*** SUPPLIED TEXT
I am curious if a situation like this (which is happening right now in one of the Polish publishing houses) would be considered controversial (whether or not it would be illegal is another thing) according to the standards considered applicable in your country.

Publishing house X owns a daily and a weekly magazine. They are independent but a lot of pundits publish in both. They have similar political leanings.

Journalist A, who is employed in the daily (but also writes commentaries as a freelancer for the weekly) publishes a highly controversial / politically volatile first page article which proves to be untrue. The journalist's fault is not that he lied, but that he did not properly vet his sources.

Amidst the scandal, the CEO of X fires the chief editor of the daily. The new acting chief editor fires A. 

The CEO of X then demands that the chief editor of the weekly stops publishing anything by A. The chief editor of the weekly refuses. He promptly gets fired.

Which (if any) part of this would be considered to breach the standards of media management/independence in your country.

derspiess

"If you can play a guitar and harmonica at the same time, like Bob Dylan or Neil Young, you're a genius. But make that extra bit of effort and strap some cymbals to your knees, suddenly people want to get the hell away from you."  --Rich Hall

merithyn

Yesterday, upon the stair,
I met a man who wasn't there
He wasn't there again today
I wish, I wish he'd go away...

crazy canuck

Why would this be considered contraversial?  Is it considered bad form to insist on high levels of professionalism in Poland?

Admiral Yi

Marty, editors don't get tenure like professors. 

dps

So, somebody screwed up and lost his job, and now another branch of the company he worked for doesn't want to do business with him.  What's the problem?

Jacob

I think the thing that's causing some furore is that editorial control is expected to be exercised by the Editor, while the CEO is expected to stay out of those kind of decisions and focus primarily on the business side.

The issue isn't that columnist A was fired for what he published in another magazine, but that brute force was applied to the editor on something that is considered to be in his purview. I.e. if the editor had fired him, that's fine; it's that the CEO completely destroyed any editorial independence that's the issue.
******
*** ROWS
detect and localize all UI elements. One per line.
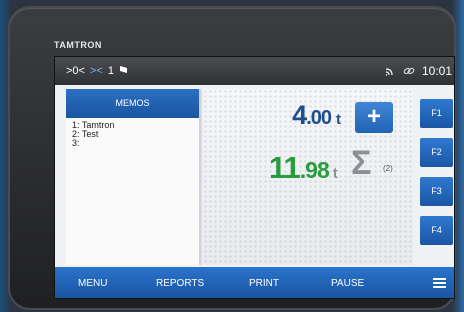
gross-weight-unit: t	[336, 111, 341, 128]
brand-logo: TAMTRON	[54, 40, 102, 50]
total-weight: 11.98 t	[269, 150, 338, 186]
terminal-device: TAMTRON >0< >< 1 10:01 MEMOS 1: Tamtron …	[8, 6, 456, 310]
bottom-menu-bar: MENU REPORTS PRINT PAUSE	[55, 267, 454, 298]
sum-icon[interactable]: Σ	[351, 144, 371, 183]
print-button[interactable]: PRINT	[249, 278, 279, 289]
function-keys: F1 F2 F3 F4	[420, 99, 453, 255]
sum-count: (2)	[383, 164, 393, 173]
f3-button[interactable]: F3	[420, 177, 453, 206]
reports-button[interactable]: REPORTS	[156, 278, 204, 289]
status-right: 10:01	[385, 64, 452, 78]
touch-screen: >0< >< 1 10:01 MEMOS 1: Tamtron 2: Test …	[54, 56, 455, 299]
total-weight-value: 11.98	[269, 150, 330, 185]
status-indicators: >0< >< 1	[66, 65, 128, 77]
gross-weight: 4.00 t	[292, 100, 341, 131]
menu-button[interactable]: MENU	[78, 278, 107, 289]
clock: 10:01	[421, 64, 452, 78]
f2-button[interactable]: F2	[420, 138, 453, 167]
wifi-icon	[385, 66, 396, 76]
memos-header[interactable]: MEMOS	[66, 89, 199, 118]
memo-item[interactable]: 3:	[72, 139, 193, 148]
memo-item[interactable]: 2: Test	[72, 130, 193, 139]
memos-list: 1: Tamtron 2: Test 3:	[66, 118, 199, 151]
zero-indicator: >0<	[66, 65, 85, 77]
pause-button[interactable]: PAUSE	[331, 278, 364, 289]
hamburger-menu-icon[interactable]	[433, 278, 446, 290]
f4-button[interactable]: F4	[420, 216, 453, 245]
total-weight-unit: t	[332, 165, 338, 182]
link-icon	[403, 66, 415, 76]
status-bar: >0< >< 1 10:01	[55, 57, 454, 85]
weight-display: 4.00 t + 11.98 t Σ (2)	[203, 89, 413, 265]
memos-panel: MEMOS 1: Tamtron 2: Test 3:	[66, 89, 200, 265]
f1-button[interactable]: F1	[420, 99, 453, 128]
add-to-total-button[interactable]: +	[355, 102, 393, 133]
stable-indicator: ><	[89, 65, 103, 77]
gross-weight-value: 4.00	[292, 100, 332, 130]
platform-icon	[119, 65, 128, 77]
platform-number: 1	[107, 65, 114, 77]
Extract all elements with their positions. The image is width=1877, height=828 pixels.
******
> _WHAT IS ASKED_: Extend the forum discussion about the firings at the Polish publishing house, picking up after its last post.

> _EXERCISE OUTPUT_:
... that'd be my guess.

Isn't editorial independence a thing in the US/Canada as well?

Admiral Yi

Generally speaking editorial independence is only a thing in the US if the executive suite is clashing with the editor over matters that are in the companies financial interest.  I.e. Disney spikes a story on NBC that blows the lid off Mickey's criminal past.

Sheilbh

Quote from: Jacob on November 28, 2012, 08:32:33 PM
I think the thing that's causing some furore is that editorial control is expected to be exercised by the Editor, while the CEO is expected to stay out of those kind of decisions and focus primarily on the business side.
Unless there's reputational damage that causes the CEO to have to get involved - closing down NOTW, or, I think, the Independent over Johann Hari.  If a bad choice by a journalist is beginning to cause damage to the business that's not an editorial issue alone.  So the scale matters, if it's a massive fuck up that's damaging the brand then I think it's justified for the CEO to step in.

I've no issue with Marti's hypothetical.
Let's bomb Russia!

Martinus

Quote from: Jacob on November 28, 2012, 08:32:33 PM
I think the thing that's causing some furore is that editorial control is expected to be exercised by the Editor, while the CEO is expected to stay out of those kind of decisions and focus primarily on the business side.

The issue isn't that columnist A was fired for what he published in another magazine, but that brute force was applied to the editor on something that is considered to be in his purview. I.e. if the editor had fired him, that's fine; it's that the CEO completely destroyed any editorial independence that's the issue.

... that'd be my guess.

Isn't editorial independence a thing in the US/Canada as well?

Yeah, that's my point (kind of). Mind you, I am not saying this is a breach of standards, but I have doubts. For the record, I am focusing on the second part (firing the chief editor of the weekly for refusing to ban a guy from publishing in the newspaper he oversees) and not the part about firing the chief editor and the journalist from the daily.

Martinus

By the way, would you see this differently if both newspapers were not affiliated? So essentially, journalist A is an employee of a newspaper published by company X, but also publishes as a freelance pundit in another newspaper published by company Y.

He screws up in the company X and gets fired from it.

Assuming the chief editor publishing the newspaper in company Y still wants to contract this guy to publish in his newspaper, is the CEO of company Y in his right to fire the chief editor for this?

Martinus

By the way, here is a bit of background to this screw-up.

Both newspapers at issue here (the daily and the weekly) took a decisive pro-PiS stance about 6-7 years ago, becoming (at least as far as I am concerned), a vitriolic propaganda tube for the kind of anti-EU, anti-liberal, anti-gay, anti-feminist etc. stuff they spew (so no, I am definitely not biased in their favour).

A couple of years ago the company publishing these newspapers got a new owner, who hired a new chief editor for the daily (with the former chief editor becoming the chief editor of the weekly) with the aim of making the daily more of a business-oriented, right leaning newspaper (with the weekly keeping a more aggressive pundit style).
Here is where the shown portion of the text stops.